--- What to do ---
Repeat all of the data precisely.

--- Data for the task ---
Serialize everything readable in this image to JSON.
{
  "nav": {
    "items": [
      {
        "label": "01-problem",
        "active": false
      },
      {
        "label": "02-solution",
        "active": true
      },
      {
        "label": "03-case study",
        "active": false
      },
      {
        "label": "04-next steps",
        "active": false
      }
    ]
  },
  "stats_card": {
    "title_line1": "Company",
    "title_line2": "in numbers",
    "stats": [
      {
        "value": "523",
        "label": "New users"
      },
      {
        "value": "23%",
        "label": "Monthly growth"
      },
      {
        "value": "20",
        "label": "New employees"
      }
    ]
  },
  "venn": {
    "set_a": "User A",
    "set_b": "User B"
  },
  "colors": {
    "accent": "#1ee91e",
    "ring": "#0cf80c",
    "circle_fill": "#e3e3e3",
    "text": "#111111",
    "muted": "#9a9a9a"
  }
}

--- Result of this task ---
Serialize everything readable in this image to JSON.
{
  "nav": {
    "items": [
      {
        "label": "01-problem",
        "active": false
      },
      {
        "label": "02-solution",
        "active": true
      },
      {
        "label": "03-case study",
        "active": false
      },
      {
        "label": "04-next steps",
        "active": false
      }
    ]
  },
  "stats_card": {
    "title_line1": "Company",
    "title_line2": "in numbers",
    "stats": [
      {
        "value": "523",
        "label": "New users"
      },
      {
        "value": "23%",
        "label": "Monthly growth"
      },
      {
        "value": "20",
        "label": "New employees"
      }
    ]
  },
  "venn": {
    "set_a": "User A",
    "set_b": "User B"
  },
  "colors": {
    "accent": "#1ee91e",
    "ring": "#0cf80c",
    "circle_fill": "#e3e3e3",
    "text": "#111111",
    "muted": "#9a9a9a"
  }
}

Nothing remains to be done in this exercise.